• _Data records_
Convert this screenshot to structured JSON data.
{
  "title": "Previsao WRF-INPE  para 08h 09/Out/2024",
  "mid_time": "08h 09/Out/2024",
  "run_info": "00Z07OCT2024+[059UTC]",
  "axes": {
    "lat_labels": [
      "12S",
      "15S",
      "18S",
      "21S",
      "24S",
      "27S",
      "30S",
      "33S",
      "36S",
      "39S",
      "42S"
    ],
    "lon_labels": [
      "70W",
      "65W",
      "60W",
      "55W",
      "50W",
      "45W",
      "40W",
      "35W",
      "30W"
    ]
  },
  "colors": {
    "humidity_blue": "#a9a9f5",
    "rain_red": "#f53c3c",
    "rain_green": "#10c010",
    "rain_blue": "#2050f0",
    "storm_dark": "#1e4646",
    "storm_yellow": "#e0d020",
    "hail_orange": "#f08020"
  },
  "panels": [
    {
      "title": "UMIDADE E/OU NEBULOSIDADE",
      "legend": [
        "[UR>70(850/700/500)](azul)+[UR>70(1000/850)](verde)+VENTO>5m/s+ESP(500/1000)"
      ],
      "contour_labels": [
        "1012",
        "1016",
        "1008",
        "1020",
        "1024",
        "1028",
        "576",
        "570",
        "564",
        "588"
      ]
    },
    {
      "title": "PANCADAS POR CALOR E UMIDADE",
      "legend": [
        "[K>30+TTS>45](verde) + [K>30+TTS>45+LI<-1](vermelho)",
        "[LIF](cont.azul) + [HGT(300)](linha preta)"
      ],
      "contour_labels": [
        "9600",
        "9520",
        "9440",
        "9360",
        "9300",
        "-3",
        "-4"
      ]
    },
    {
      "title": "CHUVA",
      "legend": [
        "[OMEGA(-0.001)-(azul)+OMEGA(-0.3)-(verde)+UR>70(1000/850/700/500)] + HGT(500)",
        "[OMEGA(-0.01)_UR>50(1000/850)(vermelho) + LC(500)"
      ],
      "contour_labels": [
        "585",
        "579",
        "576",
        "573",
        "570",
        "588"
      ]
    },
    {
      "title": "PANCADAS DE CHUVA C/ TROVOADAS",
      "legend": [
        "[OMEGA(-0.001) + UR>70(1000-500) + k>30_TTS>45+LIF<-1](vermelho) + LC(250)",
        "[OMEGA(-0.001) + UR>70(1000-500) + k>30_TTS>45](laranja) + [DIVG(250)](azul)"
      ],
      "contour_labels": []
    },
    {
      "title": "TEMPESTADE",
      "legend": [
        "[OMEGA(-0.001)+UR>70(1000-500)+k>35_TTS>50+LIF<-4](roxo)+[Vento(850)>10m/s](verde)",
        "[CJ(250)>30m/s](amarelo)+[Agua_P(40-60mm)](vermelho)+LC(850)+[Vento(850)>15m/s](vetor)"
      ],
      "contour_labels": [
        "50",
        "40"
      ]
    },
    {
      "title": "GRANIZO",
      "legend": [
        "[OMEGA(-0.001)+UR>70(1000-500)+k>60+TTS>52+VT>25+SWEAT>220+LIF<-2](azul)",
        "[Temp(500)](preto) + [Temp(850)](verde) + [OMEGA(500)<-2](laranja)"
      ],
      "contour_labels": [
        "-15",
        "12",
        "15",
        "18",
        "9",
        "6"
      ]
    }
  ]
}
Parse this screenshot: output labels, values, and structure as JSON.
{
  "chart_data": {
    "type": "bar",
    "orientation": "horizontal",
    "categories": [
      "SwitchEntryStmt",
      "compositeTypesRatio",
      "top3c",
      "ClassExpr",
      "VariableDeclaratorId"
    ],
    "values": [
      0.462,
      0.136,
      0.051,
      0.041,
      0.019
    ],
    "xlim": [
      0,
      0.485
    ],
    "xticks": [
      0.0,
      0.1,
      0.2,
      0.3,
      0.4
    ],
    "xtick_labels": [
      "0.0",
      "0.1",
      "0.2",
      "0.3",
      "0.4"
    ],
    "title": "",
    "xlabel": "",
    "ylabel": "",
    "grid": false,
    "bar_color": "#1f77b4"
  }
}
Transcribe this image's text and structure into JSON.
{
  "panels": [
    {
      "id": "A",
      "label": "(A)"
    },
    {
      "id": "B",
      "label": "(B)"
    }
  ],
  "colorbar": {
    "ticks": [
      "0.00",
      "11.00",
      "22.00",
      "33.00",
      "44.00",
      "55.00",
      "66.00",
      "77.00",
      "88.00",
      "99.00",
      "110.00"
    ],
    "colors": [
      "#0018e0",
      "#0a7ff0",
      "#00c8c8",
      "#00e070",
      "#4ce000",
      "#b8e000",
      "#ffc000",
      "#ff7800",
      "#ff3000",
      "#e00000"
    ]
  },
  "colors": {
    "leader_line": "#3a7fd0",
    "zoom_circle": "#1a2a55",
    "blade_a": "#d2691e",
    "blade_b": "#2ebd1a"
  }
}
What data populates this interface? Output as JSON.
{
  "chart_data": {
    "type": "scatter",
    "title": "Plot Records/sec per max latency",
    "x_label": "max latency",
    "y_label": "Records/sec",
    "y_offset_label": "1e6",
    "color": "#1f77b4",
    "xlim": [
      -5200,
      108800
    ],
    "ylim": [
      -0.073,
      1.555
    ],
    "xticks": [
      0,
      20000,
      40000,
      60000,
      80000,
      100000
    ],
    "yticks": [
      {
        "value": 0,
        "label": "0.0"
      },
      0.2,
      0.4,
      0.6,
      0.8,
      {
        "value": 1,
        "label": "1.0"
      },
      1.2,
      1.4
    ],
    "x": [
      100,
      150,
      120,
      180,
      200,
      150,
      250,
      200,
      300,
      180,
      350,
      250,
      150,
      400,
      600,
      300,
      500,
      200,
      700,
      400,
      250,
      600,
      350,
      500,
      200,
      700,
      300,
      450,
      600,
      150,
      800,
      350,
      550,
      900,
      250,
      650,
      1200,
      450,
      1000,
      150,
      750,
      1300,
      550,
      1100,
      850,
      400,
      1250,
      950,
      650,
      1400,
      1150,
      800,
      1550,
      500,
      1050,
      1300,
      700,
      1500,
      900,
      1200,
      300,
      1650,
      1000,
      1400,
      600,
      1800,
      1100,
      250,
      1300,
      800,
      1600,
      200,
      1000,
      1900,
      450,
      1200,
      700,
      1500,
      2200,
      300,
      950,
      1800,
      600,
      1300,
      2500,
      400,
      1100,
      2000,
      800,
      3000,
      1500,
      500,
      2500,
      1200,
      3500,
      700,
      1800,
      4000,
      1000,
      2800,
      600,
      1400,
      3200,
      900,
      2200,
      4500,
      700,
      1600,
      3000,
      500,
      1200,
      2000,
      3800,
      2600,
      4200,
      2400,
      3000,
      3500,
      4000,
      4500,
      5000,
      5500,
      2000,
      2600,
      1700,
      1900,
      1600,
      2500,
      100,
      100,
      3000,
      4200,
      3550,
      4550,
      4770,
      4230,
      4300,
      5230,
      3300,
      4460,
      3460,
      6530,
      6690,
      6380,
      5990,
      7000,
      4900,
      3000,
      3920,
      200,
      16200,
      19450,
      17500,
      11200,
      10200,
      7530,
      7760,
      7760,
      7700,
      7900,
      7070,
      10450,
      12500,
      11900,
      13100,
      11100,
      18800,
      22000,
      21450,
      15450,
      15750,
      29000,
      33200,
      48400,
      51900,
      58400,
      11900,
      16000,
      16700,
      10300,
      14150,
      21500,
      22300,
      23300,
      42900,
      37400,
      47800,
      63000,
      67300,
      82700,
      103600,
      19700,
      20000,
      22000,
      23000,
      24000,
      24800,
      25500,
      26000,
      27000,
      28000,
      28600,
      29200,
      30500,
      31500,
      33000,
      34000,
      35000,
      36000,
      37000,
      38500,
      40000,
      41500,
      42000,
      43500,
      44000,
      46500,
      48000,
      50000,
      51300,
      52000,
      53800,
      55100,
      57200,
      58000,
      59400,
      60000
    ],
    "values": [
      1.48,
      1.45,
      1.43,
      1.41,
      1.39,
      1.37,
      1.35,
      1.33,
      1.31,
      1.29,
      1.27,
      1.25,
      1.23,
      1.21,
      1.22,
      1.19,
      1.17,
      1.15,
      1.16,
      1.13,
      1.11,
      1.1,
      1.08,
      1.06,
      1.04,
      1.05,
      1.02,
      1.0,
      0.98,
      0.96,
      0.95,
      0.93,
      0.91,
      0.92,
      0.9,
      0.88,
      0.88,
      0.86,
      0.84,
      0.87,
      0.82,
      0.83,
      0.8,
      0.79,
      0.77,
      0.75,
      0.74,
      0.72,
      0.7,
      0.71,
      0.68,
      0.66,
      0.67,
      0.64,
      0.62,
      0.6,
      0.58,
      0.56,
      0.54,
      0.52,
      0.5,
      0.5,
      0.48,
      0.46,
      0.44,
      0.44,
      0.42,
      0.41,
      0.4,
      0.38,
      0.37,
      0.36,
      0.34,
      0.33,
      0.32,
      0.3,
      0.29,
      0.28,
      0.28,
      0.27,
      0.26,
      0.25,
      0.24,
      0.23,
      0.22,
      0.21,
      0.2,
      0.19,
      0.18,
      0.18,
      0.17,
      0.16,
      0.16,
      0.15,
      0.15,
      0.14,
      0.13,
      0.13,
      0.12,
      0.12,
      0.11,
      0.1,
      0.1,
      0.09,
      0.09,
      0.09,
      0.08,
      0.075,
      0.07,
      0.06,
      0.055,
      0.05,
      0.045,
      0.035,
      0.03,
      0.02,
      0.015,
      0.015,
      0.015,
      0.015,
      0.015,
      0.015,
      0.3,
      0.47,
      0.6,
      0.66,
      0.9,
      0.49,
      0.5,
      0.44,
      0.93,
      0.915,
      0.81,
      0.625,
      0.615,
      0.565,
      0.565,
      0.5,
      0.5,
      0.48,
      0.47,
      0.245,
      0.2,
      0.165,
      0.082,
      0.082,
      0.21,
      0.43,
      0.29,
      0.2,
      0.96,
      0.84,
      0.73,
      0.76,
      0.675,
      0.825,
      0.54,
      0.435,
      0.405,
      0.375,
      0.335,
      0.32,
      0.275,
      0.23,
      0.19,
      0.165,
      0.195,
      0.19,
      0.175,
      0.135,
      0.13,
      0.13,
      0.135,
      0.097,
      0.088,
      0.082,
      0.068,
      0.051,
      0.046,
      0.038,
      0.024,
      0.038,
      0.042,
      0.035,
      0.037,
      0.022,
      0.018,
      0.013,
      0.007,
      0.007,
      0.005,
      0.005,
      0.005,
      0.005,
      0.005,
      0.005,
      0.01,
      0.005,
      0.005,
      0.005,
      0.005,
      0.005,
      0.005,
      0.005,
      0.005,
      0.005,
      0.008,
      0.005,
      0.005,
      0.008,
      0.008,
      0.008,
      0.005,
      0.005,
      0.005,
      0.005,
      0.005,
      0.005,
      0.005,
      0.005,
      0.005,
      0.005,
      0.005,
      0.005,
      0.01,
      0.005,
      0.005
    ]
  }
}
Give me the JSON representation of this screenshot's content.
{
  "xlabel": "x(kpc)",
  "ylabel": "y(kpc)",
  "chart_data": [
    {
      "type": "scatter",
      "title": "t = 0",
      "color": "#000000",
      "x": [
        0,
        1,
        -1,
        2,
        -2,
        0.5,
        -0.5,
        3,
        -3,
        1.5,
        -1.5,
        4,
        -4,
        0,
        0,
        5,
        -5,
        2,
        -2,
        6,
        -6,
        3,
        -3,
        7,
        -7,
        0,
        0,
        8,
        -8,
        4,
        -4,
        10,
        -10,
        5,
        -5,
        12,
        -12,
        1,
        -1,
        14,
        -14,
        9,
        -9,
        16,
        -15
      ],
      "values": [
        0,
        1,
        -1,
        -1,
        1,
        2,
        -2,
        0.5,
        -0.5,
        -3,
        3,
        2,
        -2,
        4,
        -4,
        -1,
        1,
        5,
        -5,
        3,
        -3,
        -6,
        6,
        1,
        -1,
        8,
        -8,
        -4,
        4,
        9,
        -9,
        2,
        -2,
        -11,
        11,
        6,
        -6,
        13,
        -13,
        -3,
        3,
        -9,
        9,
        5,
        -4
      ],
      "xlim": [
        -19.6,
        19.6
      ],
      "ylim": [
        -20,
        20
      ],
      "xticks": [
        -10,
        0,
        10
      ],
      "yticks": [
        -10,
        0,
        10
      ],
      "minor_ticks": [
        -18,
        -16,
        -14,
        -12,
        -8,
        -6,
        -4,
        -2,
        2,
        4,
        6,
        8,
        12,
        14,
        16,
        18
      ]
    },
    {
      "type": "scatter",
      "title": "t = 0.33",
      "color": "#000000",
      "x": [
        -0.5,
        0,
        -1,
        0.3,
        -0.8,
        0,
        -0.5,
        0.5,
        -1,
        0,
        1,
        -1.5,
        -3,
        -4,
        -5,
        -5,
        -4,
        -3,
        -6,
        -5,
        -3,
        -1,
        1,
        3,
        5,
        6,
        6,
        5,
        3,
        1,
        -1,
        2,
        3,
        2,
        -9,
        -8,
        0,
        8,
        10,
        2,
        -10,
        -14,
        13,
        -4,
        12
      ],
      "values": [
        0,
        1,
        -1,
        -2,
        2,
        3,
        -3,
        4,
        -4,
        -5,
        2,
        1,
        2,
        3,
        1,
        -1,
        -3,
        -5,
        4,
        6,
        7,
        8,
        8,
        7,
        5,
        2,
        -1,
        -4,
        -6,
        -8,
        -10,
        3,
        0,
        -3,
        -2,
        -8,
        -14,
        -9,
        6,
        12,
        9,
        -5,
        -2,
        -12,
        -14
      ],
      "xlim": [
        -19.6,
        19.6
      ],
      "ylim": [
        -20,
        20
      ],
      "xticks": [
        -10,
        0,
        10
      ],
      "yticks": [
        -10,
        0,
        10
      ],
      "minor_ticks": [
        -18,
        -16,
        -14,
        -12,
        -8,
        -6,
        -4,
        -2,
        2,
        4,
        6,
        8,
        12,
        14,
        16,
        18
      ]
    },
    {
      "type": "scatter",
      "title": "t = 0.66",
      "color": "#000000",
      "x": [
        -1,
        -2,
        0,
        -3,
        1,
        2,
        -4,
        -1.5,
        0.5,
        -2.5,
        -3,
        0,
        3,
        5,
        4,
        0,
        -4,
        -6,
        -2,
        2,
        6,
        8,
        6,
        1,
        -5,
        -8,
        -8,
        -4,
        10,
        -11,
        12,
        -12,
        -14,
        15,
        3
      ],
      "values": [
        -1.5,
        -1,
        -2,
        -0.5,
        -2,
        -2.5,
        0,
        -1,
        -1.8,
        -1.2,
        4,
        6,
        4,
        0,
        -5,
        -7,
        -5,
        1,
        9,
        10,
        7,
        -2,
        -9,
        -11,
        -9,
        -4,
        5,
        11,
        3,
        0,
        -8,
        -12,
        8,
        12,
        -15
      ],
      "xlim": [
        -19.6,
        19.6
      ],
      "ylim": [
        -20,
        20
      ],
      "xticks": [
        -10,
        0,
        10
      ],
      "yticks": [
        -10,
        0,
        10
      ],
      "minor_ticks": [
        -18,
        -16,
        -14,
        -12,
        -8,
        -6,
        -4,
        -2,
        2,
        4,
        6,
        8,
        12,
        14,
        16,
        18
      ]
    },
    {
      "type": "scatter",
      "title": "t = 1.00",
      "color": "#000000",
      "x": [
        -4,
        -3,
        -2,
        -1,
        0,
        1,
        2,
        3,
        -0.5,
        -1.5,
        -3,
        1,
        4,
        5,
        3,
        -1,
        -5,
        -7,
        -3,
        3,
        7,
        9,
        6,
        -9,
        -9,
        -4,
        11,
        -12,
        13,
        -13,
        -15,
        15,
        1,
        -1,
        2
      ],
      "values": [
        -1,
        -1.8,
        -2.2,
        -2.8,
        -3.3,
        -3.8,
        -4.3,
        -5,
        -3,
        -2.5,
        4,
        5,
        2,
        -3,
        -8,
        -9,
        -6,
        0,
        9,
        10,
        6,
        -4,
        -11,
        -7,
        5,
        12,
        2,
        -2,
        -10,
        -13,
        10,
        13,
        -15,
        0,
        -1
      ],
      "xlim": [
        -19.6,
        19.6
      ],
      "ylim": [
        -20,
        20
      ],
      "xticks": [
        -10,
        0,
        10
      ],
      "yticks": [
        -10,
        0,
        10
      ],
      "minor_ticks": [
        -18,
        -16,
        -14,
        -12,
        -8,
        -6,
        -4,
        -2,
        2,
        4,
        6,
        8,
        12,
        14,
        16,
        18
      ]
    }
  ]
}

• _Your instructions_
Copy each line of the records that contains the word "PANCADAS".

• _Task answer_
      "title": "PANCADAS POR CALOR E UMIDADE",
      "title": "PANCADAS DE CHUVA C/ TROVOADAS",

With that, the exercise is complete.